§ Task directions: Output the line that contains "What data populates" and every line after it to the end of the entries, with nothing added or left out.

[Stored records]
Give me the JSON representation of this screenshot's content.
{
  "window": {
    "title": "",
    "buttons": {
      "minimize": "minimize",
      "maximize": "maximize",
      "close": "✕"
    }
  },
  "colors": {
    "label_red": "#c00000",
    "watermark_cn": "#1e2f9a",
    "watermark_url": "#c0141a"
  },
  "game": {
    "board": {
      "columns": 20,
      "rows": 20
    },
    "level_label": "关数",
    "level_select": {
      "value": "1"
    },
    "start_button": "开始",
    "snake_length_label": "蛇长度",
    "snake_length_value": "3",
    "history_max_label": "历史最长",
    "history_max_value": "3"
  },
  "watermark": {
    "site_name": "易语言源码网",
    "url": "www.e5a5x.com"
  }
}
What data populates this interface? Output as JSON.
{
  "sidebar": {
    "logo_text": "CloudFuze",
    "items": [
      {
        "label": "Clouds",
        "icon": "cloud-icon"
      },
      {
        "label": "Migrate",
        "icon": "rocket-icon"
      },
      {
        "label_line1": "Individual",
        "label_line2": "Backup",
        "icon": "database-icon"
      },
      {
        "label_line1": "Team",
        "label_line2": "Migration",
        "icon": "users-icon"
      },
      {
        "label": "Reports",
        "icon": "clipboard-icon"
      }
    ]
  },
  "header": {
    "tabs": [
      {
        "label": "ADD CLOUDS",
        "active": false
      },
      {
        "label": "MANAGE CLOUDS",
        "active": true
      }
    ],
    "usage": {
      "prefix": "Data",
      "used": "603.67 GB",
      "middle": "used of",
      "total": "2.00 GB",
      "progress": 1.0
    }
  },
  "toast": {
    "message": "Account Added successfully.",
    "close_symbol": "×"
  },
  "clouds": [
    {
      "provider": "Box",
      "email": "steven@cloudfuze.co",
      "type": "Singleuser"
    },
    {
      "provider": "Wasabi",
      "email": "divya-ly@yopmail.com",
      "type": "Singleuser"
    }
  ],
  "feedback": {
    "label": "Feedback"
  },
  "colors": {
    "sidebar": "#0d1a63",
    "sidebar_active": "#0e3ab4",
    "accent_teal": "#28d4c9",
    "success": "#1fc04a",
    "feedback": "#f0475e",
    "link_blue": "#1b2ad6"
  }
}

§ Reply:
What data populates this interface? Output as JSON.
{
  "sidebar": {
    "logo_text": "CloudFuze",
    "items": [
      {
        "label": "Clouds",
        "icon": "cloud-icon"
      },
      {
        "label": "Migrate",
        "icon": "rocket-icon"
      },
      {
        "label_line1": "Individual",
        "label_line2": "Backup",
        "icon": "database-icon"
      },
      {
        "label_line1": "Team",
        "label_line2": "Migration",
        "icon": "users-icon"
      },
      {
        "label": "Reports",
        "icon": "clipboard-icon"
      }
    ]
  },
  "header": {
    "tabs": [
      {
        "label": "ADD CLOUDS",
        "active": false
      },
      {
        "label": "MANAGE CLOUDS",
        "active": true
      }
    ],
    "usage": {
      "prefix": "Data",
      "used": "603.67 GB",
      "middle": "used of",
      "total": "2.00 GB",
      "progress": 1.0
    }
  },
  "toast": {
    "message": "Account Added successfully.",
    "close_symbol": "×"
  },
  "clouds": [
    {
      "provider": "Box",
      "email": "steven@cloudfuze.co",
      "type": "Singleuser"
    },
    {
      "provider": "Wasabi",
      "email": "divya-ly@yopmail.com",
      "type": "Singleuser"
    }
  ],
  "feedback": {
    "label": "Feedback"
  },
  "colors": {
    "sidebar": "#0d1a63",
    "sidebar_active": "#0e3ab4",
    "accent_teal": "#28d4c9",
    "success": "#1fc04a",
    "feedback": "#f0475e",
    "link_blue": "#1b2ad6"
  }
}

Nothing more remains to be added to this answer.